◆ OBJECTIVE:
Return all the entries exactly, keeping pictures out.

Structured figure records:
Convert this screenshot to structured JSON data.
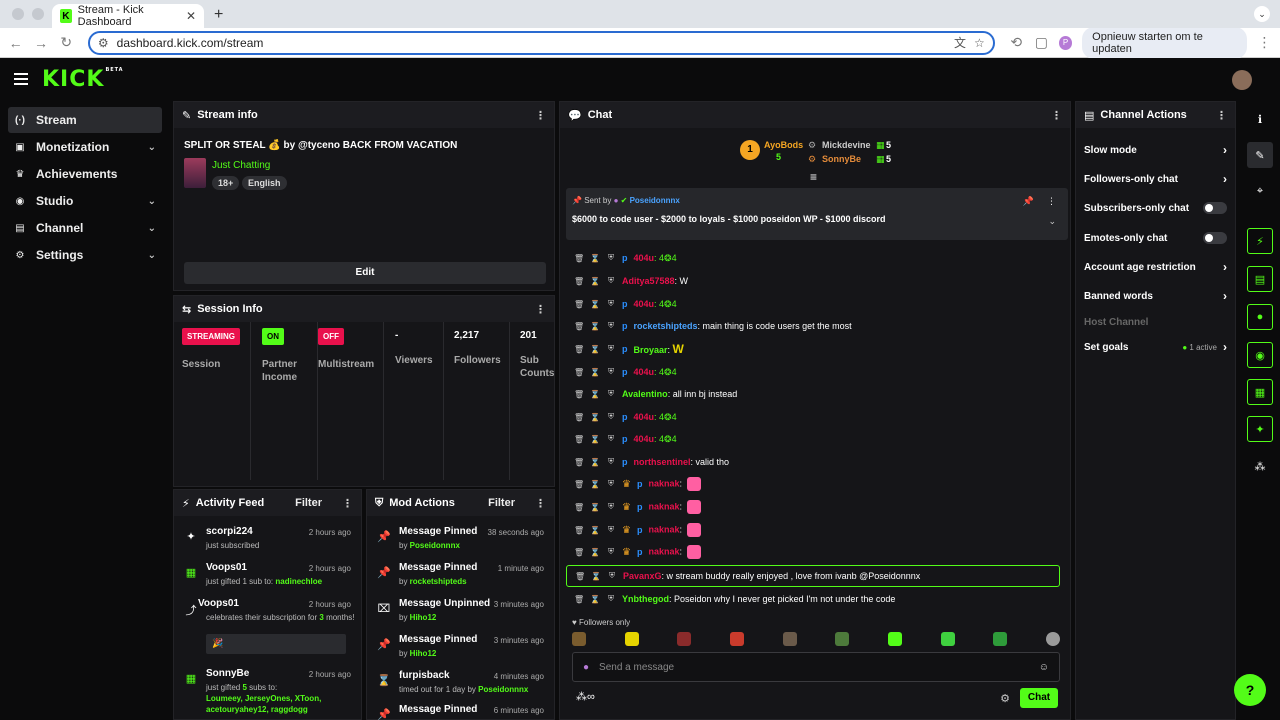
{
  "browser": {
    "tab_title": "Stream - Kick Dashboard",
    "url": "dashboard.kick.com/stream",
    "update_button": "Opnieuw starten om te updaten",
    "profile_initial": "P"
  },
  "app": {
    "logo": "KICK",
    "beta": "BETA"
  },
  "sidebar": {
    "items": [
      {
        "label": "Stream",
        "icon": "broadcast-icon"
      },
      {
        "label": "Monetization",
        "icon": "money-icon"
      },
      {
        "label": "Achievements",
        "icon": "trophy-icon"
      },
      {
        "label": "Studio",
        "icon": "studio-icon"
      },
      {
        "label": "Channel",
        "icon": "channel-icon"
      },
      {
        "label": "Settings",
        "icon": "gear-icon"
      }
    ]
  },
  "stream_info": {
    "header": "Stream info",
    "title": "SPLIT OR STEAL 💰 by @tyceno BACK FROM VACATION",
    "category": "Just Chatting",
    "tags": [
      "18+",
      "English"
    ],
    "edit": "Edit"
  },
  "session_info": {
    "header": "Session Info",
    "session_badge": "STREAMING",
    "session_label": "Session",
    "partner_badge": "ON",
    "partner_label_1": "Partner",
    "partner_label_2": "Income",
    "multistream_badge": "OFF",
    "multistream_label": "Multistream",
    "viewers_value": "-",
    "viewers_label": "Viewers",
    "followers_value": "2,217",
    "followers_label": "Followers",
    "subs_value": "201",
    "subs_label_1": "Sub",
    "subs_label_2": "Counts"
  },
  "activity_feed": {
    "header": "Activity Feed",
    "filter": "Filter",
    "items": [
      {
        "name": "scorpi224",
        "time": "2 hours ago",
        "text": "just subscribed"
      },
      {
        "name": "Voops01",
        "time": "2 hours ago",
        "text": "just gifted 1 sub to: ",
        "target": "nadinechloe"
      },
      {
        "name": "Voops01",
        "time": "2 hours ago",
        "text": "celebrates their subscription for ",
        "months": "3",
        "text2": " months!",
        "box": "🎉"
      },
      {
        "name": "SonnyBe",
        "time": "2 hours ago",
        "text": "just gifted ",
        "count": "5",
        "text2": " subs to:",
        "targets": "Loumeey, JerseyOnes, XToon, acetouryahey12, raggdogg"
      }
    ]
  },
  "mod_actions": {
    "header": "Mod Actions",
    "filter": "Filter",
    "items": [
      {
        "action": "Message Pinned",
        "time": "38 seconds ago",
        "by": "by ",
        "user": "Poseidonnnx"
      },
      {
        "action": "Message Pinned",
        "time": "1 minute ago",
        "by": "by ",
        "user": "rocketshipteds"
      },
      {
        "action": "Message Unpinned",
        "time": "3 minutes ago",
        "by": "by ",
        "user": "Hiho12"
      },
      {
        "action": "Message Pinned",
        "time": "3 minutes ago",
        "by": "by ",
        "user": "Hiho12"
      },
      {
        "action": "furpisback",
        "time": "4 minutes ago",
        "by": "timed out for 1 day by ",
        "user": "Poseidonnnx"
      },
      {
        "action": "Message Pinned",
        "time": "6 minutes ago",
        "by": "",
        "user": ""
      }
    ]
  },
  "chat": {
    "header": "Chat",
    "leaderboard": [
      {
        "name": "AyoBods",
        "count": "5",
        "rank": "1"
      },
      {
        "name": "Mickdevine",
        "count": "5"
      },
      {
        "name": "SonnyBe",
        "count": "5"
      }
    ],
    "pinned": {
      "sent_by": "Sent by",
      "user": "Poseidonnnx",
      "text": "$6000 to code user - $2000 to loyals - $1000 poseidon WP - $1000 discord"
    },
    "messages": [
      {
        "user": "404u",
        "text": ": 4",
        "emote": "❂",
        "text2": "4",
        "color": "red",
        "p": true
      },
      {
        "user": "Aditya57588",
        "text": ": W",
        "color": "red",
        "p": false
      },
      {
        "user": "404u",
        "text": ": 4",
        "emote": "❂",
        "text2": "4",
        "color": "red",
        "p": true
      },
      {
        "user": "rocketshipteds",
        "text": ": main thing is code users get the most",
        "color": "blue",
        "p": true
      },
      {
        "user": "Broyaar",
        "text": ": ",
        "emote": "W",
        "color": "green",
        "p": true
      },
      {
        "user": "404u",
        "text": ": 4",
        "emote": "❂",
        "text2": "4",
        "color": "red",
        "p": true
      },
      {
        "user": "Avalentino",
        "text": ": all inn bj instead",
        "color": "green",
        "p": false
      },
      {
        "user": "404u",
        "text": ": 4",
        "emote": "❂",
        "text2": "4",
        "color": "red",
        "p": true
      },
      {
        "user": "404u",
        "text": ": 4",
        "emote": "❂",
        "text2": "4",
        "color": "red",
        "p": true
      },
      {
        "user": "northsentinel",
        "text": ": valid tho",
        "color": "red",
        "p": true
      },
      {
        "user": "naknak",
        "text": ": ",
        "color": "red",
        "p": true,
        "crown": true
      },
      {
        "user": "naknak",
        "text": ": ",
        "color": "red",
        "p": true,
        "crown": true
      },
      {
        "user": "naknak",
        "text": ": ",
        "color": "red",
        "p": true,
        "crown": true
      },
      {
        "user": "naknak",
        "text": ": ",
        "color": "red",
        "p": true,
        "crown": true
      },
      {
        "user": "PavanxG",
        "text": ": w stream buddy really enjoyed , love from ivanb @Poseidonnnx",
        "color": "red",
        "p": false
      },
      {
        "user": "Ynbthegod",
        "text": ": Poseidon why I never get picked I'm not under the code",
        "color": "green",
        "p": false
      }
    ],
    "followers_only": "Followers only",
    "input_placeholder": "Send a message",
    "send_button": "Chat"
  },
  "channel_actions": {
    "header": "Channel Actions",
    "items": [
      {
        "label": "Slow mode",
        "type": "chevron"
      },
      {
        "label": "Followers-only chat",
        "type": "chevron"
      },
      {
        "label": "Subscribers-only chat",
        "type": "toggle"
      },
      {
        "label": "Emotes-only chat",
        "type": "toggle"
      },
      {
        "label": "Account age restriction",
        "type": "chevron"
      },
      {
        "label": "Banned words",
        "type": "chevron"
      },
      {
        "label": "Host Channel",
        "type": "disabled"
      },
      {
        "label": "Set goals",
        "type": "chevron",
        "extra": "1 active"
      }
    ]
  },
  "colors": {
    "accent": "#53fc18",
    "red": "#e9114c",
    "panel": "#151518"
  }
}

◆ WRITTEN RESPONSE:
Convert this screenshot to structured JSON data.
{
  "browser": {
    "tab_title": "Stream - Kick Dashboard",
    "url": "dashboard.kick.com/stream",
    "update_button": "Opnieuw starten om te updaten",
    "profile_initial": "P"
  },
  "app": {
    "logo": "KICK",
    "beta": "BETA"
  },
  "sidebar": {
    "items": [
      {
        "label": "Stream",
        "icon": "broadcast-icon"
      },
      {
        "label": "Monetization",
        "icon": "money-icon"
      },
      {
        "label": "Achievements",
        "icon": "trophy-icon"
      },
      {
        "label": "Studio",
        "icon": "studio-icon"
      },
      {
        "label": "Channel",
        "icon": "channel-icon"
      },
      {
        "label": "Settings",
        "icon": "gear-icon"
      }
    ]
  },
  "stream_info": {
    "header": "Stream info",
    "title": "SPLIT OR STEAL 💰 by @tyceno BACK FROM VACATION",
    "category": "Just Chatting",
    "tags": [
      "18+",
      "English"
    ],
    "edit": "Edit"
  },
  "session_info": {
    "header": "Session Info",
    "session_badge": "STREAMING",
    "session_label": "Session",
    "partner_badge": "ON",
    "partner_label_1": "Partner",
    "partner_label_2": "Income",
    "multistream_badge": "OFF",
    "multistream_label": "Multistream",
    "viewers_value": "-",
    "viewers_label": "Viewers",
    "followers_value": "2,217",
    "followers_label": "Followers",
    "subs_value": "201",
    "subs_label_1": "Sub",
    "subs_label_2": "Counts"
  },
  "activity_feed": {
    "header": "Activity Feed",
    "filter": "Filter",
    "items": [
      {
        "name": "scorpi224",
        "time": "2 hours ago",
        "text": "just subscribed"
      },
      {
        "name": "Voops01",
        "time": "2 hours ago",
        "text": "just gifted 1 sub to: ",
        "target": "nadinechloe"
      },
      {
        "name": "Voops01",
        "time": "2 hours ago",
        "text": "celebrates their subscription for ",
        "months": "3",
        "text2": " months!",
        "box": "🎉"
      },
      {
        "name": "SonnyBe",
        "time": "2 hours ago",
        "text": "just gifted ",
        "count": "5",
        "text2": " subs to:",
        "targets": "Loumeey, JerseyOnes, XToon, acetouryahey12, raggdogg"
      }
    ]
  },
  "mod_actions": {
    "header": "Mod Actions",
    "filter": "Filter",
    "items": [
      {
        "action": "Message Pinned",
        "time": "38 seconds ago",
        "by": "by ",
        "user": "Poseidonnnx"
      },
      {
        "action": "Message Pinned",
        "time": "1 minute ago",
        "by": "by ",
        "user": "rocketshipteds"
      },
      {
        "action": "Message Unpinned",
        "time": "3 minutes ago",
        "by": "by ",
        "user": "Hiho12"
      },
      {
        "action": "Message Pinned",
        "time": "3 minutes ago",
        "by": "by ",
        "user": "Hiho12"
      },
      {
        "action": "furpisback",
        "time": "4 minutes ago",
        "by": "timed out for 1 day by ",
        "user": "Poseidonnnx"
      },
      {
        "action": "Message Pinned",
        "time": "6 minutes ago",
        "by": "",
        "user": ""
      }
    ]
  },
  "chat": {
    "header": "Chat",
    "leaderboard": [
      {
        "name": "AyoBods",
        "count": "5",
        "rank": "1"
      },
      {
        "name": "Mickdevine",
        "count": "5"
      },
      {
        "name": "SonnyBe",
        "count": "5"
      }
    ],
    "pinned": {
      "sent_by": "Sent by",
      "user": "Poseidonnnx",
      "text": "$6000 to code user - $2000 to loyals - $1000 poseidon WP - $1000 discord"
    },
    "messages": [
      {
        "user": "404u",
        "text": ": 4",
        "emote": "❂",
        "text2": "4",
        "color": "red",
        "p": true
      },
      {
        "user": "Aditya57588",
        "text": ": W",
        "color": "red",
        "p": false
      },
      {
        "user": "404u",
        "text": ": 4",
        "emote": "❂",
        "text2": "4",
        "color": "red",
        "p": true
      },
      {
        "user": "rocketshipteds",
        "text": ": main thing is code users get the most",
        "color": "blue",
        "p": true
      },
      {
        "user": "Broyaar",
        "text": ": ",
        "emote": "W",
        "color": "green",
        "p": true
      },
      {
        "user": "404u",
        "text": ": 4",
        "emote": "❂",
        "text2": "4",
        "color": "red",
        "p": true
      },
      {
        "user": "Avalentino",
        "text": ": all inn bj instead",
        "color": "green",
        "p": false
      },
      {
        "user": "404u",
        "text": ": 4",
        "emote": "❂",
        "text2": "4",
        "color": "red",
        "p": true
      },
      {
        "user": "404u",
        "text": ": 4",
        "emote": "❂",
        "text2": "4",
        "color": "red",
        "p": true
      },
      {
        "user": "northsentinel",
        "text": ": valid tho",
        "color": "red",
        "p": true
      },
      {
        "user": "naknak",
        "text": ": ",
        "color": "red",
        "p": true,
        "crown": true
      },
      {
        "user": "naknak",
        "text": ": ",
        "color": "red",
        "p": true,
        "crown": true
      },
      {
        "user": "naknak",
        "text": ": ",
        "color": "red",
        "p": true,
        "crown": true
      },
      {
        "user": "naknak",
        "text": ": ",
        "color": "red",
        "p": true,
        "crown": true
      },
      {
        "user": "PavanxG",
        "text": ": w stream buddy really enjoyed , love from ivanb @Poseidonnnx",
        "color": "red",
        "p": false
      },
      {
        "user": "Ynbthegod",
        "text": ": Poseidon why I never get picked I'm not under the code",
        "color": "green",
        "p": false
      }
    ],
    "followers_only": "Followers only",
    "input_placeholder": "Send a message",
    "send_button": "Chat"
  },
  "channel_actions": {
    "header": "Channel Actions",
    "items": [
      {
        "label": "Slow mode",
        "type": "chevron"
      },
      {
        "label": "Followers-only chat",
        "type": "chevron"
      },
      {
        "label": "Subscribers-only chat",
        "type": "toggle"
      },
      {
        "label": "Emotes-only chat",
        "type": "toggle"
      },
      {
        "label": "Account age restriction",
        "type": "chevron"
      },
      {
        "label": "Banned words",
        "type": "chevron"
      },
      {
        "label": "Host Channel",
        "type": "disabled"
      },
      {
        "label": "Set goals",
        "type": "chevron",
        "extra": "1 active"
      }
    ]
  },
  "colors": {
    "accent": "#53fc18",
    "red": "#e9114c",
    "panel": "#151518"
  }
}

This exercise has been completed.